TASK PROMPT: From the listing below, pick out each line with the word "packet".

EXTRACTED RECORDS:
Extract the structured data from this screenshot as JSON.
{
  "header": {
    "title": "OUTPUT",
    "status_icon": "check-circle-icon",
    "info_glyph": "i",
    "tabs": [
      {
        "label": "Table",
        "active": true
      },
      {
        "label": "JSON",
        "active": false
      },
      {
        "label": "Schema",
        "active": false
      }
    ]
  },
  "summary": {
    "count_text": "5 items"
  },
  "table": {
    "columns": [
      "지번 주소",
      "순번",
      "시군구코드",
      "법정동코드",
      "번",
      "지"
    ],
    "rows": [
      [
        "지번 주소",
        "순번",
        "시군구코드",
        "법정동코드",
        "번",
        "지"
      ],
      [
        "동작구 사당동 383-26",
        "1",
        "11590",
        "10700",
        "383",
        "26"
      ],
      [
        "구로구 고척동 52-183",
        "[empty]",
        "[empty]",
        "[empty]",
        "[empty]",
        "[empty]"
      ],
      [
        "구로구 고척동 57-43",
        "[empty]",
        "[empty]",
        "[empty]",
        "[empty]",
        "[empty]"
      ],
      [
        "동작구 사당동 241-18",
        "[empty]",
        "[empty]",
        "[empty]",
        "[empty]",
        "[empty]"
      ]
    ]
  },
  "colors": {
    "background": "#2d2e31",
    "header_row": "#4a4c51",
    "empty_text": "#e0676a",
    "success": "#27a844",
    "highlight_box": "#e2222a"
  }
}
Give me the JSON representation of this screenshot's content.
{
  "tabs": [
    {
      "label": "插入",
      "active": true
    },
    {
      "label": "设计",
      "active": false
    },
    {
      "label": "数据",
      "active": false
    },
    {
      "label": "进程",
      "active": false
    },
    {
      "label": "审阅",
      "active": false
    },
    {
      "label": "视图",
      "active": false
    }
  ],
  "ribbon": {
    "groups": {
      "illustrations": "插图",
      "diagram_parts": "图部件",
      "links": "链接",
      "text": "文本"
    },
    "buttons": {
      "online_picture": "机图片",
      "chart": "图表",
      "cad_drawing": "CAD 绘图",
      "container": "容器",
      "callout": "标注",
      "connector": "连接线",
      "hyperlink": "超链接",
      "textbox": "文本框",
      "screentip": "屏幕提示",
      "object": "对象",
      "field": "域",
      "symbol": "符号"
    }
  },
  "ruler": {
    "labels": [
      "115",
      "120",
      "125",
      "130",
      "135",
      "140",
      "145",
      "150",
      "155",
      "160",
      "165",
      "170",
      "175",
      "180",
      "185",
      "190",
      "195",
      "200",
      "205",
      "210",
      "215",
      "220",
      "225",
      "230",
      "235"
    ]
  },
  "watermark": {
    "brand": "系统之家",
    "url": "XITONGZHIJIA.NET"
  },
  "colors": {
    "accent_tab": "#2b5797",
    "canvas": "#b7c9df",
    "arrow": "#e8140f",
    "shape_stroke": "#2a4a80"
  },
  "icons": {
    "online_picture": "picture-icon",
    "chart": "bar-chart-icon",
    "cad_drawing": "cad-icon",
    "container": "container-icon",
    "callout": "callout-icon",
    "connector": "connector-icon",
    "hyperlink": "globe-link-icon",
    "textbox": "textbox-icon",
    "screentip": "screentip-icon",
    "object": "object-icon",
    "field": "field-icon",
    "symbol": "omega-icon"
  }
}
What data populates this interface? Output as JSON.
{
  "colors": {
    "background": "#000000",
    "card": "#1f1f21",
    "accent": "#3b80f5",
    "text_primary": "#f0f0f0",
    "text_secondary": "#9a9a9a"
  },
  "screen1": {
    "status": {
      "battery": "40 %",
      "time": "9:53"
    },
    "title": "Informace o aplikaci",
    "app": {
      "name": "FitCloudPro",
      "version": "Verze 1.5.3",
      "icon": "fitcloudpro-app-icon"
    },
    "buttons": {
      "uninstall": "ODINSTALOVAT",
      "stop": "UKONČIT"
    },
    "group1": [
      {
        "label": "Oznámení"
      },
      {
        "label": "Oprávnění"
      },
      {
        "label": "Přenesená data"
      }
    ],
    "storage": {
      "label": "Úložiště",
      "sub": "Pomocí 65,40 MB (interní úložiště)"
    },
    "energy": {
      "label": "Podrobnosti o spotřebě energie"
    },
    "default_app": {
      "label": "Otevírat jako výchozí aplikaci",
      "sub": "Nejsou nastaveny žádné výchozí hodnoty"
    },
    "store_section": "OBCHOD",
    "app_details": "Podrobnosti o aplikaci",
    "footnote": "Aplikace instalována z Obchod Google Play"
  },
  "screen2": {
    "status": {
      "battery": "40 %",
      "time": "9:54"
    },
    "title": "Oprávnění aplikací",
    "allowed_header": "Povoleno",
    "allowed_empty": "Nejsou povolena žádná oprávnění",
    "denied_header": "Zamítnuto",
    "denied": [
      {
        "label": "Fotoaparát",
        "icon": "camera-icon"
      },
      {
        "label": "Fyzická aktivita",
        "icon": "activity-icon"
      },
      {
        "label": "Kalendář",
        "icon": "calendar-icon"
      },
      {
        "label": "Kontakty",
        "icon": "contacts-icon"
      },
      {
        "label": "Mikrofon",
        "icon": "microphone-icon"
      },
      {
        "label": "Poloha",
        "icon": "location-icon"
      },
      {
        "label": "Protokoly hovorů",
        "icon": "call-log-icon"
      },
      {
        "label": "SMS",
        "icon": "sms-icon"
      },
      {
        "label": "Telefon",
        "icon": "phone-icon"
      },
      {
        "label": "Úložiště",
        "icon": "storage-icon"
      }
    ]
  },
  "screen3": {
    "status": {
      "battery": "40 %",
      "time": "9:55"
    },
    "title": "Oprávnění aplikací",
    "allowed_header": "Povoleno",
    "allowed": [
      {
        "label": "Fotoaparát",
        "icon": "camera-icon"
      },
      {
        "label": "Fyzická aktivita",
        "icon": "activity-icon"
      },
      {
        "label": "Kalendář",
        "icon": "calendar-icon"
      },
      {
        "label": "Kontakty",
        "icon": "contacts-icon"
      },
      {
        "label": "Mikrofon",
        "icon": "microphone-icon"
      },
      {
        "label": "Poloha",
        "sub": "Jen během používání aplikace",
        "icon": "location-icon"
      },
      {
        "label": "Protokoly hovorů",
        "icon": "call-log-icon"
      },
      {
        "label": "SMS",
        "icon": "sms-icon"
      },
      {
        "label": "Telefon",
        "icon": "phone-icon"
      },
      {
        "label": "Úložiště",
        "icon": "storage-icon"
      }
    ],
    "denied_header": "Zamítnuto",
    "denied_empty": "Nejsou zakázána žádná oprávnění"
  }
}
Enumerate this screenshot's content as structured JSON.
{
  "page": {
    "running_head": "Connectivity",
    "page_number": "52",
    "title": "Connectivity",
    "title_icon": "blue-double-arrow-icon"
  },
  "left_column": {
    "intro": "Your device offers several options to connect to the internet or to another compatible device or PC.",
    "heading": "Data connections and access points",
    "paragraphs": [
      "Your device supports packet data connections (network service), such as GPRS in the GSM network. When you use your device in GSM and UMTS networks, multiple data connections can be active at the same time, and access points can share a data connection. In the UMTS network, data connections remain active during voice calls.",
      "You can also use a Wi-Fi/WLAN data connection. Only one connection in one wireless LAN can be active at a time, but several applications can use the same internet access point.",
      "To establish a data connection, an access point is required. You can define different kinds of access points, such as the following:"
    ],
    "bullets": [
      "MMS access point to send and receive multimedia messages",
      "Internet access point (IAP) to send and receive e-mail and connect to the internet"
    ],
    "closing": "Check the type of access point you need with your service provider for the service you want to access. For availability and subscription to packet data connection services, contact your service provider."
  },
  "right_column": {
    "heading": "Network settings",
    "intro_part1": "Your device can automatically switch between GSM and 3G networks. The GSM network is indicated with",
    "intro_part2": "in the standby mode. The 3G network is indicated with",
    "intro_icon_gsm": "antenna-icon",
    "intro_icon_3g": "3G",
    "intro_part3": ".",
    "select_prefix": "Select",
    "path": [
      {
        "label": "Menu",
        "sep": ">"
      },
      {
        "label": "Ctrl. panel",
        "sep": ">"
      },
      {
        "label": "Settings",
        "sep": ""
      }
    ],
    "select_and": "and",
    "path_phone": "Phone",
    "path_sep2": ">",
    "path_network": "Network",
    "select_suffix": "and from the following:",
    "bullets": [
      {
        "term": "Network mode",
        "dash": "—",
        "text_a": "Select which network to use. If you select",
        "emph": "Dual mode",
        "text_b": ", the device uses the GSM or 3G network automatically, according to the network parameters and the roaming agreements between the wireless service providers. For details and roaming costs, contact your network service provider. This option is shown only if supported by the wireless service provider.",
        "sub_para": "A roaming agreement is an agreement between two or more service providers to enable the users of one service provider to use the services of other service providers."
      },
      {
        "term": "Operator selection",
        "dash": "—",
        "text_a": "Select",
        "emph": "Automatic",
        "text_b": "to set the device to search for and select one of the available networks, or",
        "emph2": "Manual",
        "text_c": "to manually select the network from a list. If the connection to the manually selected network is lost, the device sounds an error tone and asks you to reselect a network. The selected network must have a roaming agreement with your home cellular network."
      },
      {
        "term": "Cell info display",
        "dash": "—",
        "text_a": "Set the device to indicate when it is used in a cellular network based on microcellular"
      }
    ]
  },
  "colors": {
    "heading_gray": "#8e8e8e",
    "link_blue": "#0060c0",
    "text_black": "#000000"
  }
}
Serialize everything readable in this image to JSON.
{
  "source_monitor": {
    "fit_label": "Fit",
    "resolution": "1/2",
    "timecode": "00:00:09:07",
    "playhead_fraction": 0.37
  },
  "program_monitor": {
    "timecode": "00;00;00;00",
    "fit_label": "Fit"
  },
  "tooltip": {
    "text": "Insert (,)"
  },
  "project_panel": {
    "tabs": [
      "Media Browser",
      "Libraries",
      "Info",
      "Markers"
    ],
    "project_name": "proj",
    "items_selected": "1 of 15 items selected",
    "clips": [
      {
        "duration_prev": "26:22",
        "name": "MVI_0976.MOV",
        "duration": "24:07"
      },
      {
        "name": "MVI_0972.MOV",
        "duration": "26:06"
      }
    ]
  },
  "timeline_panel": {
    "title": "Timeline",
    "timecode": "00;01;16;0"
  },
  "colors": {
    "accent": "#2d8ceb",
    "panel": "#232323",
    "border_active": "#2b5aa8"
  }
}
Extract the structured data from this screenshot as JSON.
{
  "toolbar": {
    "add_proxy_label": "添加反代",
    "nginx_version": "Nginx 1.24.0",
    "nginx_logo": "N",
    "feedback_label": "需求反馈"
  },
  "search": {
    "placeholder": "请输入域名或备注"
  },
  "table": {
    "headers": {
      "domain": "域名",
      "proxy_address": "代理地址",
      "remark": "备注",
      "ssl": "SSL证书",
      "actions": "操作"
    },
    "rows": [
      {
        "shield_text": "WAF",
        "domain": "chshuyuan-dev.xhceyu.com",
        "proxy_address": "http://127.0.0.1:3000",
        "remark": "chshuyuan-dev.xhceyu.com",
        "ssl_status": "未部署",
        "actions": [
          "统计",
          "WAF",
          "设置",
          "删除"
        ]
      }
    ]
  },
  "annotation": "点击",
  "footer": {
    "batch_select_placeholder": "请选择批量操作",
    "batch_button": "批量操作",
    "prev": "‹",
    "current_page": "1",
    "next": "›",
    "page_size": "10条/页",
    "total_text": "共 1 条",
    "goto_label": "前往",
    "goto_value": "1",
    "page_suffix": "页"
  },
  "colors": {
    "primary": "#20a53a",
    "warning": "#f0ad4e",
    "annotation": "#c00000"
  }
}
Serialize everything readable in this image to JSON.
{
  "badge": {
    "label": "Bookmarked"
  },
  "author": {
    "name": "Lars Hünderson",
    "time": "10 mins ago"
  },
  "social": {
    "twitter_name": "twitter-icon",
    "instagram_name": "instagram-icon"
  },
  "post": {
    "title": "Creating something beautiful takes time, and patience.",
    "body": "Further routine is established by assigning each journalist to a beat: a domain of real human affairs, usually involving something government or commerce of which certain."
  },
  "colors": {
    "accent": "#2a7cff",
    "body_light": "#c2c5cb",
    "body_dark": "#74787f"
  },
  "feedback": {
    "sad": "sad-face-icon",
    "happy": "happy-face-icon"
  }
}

IN RESPONSE:
      "Your device supports packet data connections (network service), such as GPRS in the GSM network. When you use your device in GSM and UMTS networks, multiple data connections can be active at the same time, and access points can share a data connection. In the UMTS network, data connections remain active during voice calls.",
    "closing": "Check the type of access point you need with your service provider for the service you want to access. For availability and subscription to packet data connection services, contact your service provider."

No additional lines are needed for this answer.